• [Given problem]:
Locate each line holding the string "this" and copy it.
════════════════
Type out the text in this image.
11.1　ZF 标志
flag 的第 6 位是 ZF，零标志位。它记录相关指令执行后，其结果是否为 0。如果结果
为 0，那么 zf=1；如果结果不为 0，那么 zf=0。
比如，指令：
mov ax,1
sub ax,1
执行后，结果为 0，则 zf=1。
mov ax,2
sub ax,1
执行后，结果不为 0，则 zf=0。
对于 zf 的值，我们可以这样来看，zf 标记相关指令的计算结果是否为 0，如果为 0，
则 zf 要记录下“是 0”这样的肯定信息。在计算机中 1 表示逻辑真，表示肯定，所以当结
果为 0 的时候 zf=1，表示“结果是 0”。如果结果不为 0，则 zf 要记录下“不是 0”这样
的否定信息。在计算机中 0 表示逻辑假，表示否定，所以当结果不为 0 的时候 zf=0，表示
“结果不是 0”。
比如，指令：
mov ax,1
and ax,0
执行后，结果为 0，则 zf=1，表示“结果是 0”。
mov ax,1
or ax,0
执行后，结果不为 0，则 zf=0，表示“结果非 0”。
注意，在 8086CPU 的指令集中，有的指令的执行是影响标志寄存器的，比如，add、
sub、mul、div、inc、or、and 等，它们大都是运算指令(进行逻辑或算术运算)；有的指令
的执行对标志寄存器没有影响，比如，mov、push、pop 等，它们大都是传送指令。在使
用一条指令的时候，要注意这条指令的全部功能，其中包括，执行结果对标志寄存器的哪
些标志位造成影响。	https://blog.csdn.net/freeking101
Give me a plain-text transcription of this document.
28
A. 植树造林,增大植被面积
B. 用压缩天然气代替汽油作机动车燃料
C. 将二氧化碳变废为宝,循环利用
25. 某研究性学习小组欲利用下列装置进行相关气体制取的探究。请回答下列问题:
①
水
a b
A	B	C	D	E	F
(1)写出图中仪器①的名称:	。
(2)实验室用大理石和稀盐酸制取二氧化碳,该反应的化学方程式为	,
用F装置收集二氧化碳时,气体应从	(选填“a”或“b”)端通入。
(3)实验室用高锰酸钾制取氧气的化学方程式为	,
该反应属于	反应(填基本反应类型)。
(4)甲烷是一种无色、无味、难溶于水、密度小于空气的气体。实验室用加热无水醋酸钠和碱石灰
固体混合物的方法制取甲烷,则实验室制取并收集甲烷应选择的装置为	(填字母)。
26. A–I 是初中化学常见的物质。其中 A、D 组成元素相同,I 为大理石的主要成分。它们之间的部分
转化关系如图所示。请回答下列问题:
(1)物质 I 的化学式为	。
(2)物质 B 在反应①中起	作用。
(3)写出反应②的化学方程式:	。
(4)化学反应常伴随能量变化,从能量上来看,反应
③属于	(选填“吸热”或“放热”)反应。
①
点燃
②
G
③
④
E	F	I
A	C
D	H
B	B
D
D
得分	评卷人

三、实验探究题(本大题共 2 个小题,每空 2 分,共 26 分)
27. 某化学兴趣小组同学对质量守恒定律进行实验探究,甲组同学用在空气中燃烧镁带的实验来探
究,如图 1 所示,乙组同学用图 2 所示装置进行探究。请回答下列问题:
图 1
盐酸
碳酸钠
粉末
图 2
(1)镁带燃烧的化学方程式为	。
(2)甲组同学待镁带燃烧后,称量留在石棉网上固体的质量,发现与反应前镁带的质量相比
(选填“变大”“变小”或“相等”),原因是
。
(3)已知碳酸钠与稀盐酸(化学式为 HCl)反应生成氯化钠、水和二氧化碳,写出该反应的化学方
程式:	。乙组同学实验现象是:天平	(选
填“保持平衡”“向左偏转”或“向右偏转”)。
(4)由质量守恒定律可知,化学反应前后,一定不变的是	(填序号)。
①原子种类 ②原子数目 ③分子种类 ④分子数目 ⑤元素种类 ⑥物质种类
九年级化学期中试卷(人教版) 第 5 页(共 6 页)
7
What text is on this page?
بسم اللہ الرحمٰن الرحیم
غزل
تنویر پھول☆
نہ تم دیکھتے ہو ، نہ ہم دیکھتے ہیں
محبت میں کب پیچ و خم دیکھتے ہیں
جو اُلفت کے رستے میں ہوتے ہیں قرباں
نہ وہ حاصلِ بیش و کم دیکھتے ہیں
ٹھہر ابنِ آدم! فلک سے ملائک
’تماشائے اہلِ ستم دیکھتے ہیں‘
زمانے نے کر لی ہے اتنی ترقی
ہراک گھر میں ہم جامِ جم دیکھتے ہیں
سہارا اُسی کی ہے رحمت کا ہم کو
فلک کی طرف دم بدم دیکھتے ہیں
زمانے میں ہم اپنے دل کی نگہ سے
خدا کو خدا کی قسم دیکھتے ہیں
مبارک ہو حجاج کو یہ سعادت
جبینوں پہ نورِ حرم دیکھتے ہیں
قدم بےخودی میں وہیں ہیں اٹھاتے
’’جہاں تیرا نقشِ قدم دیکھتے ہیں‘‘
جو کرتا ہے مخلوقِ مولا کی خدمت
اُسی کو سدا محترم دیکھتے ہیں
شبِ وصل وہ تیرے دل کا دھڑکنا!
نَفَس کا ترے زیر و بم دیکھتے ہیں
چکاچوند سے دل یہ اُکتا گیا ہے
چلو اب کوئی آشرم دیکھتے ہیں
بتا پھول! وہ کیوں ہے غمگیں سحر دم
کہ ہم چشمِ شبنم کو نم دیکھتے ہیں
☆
════════════════
• [Response]:
Type out the text in this image.
Give me a plain-text transcription of this document.
What text is on this page?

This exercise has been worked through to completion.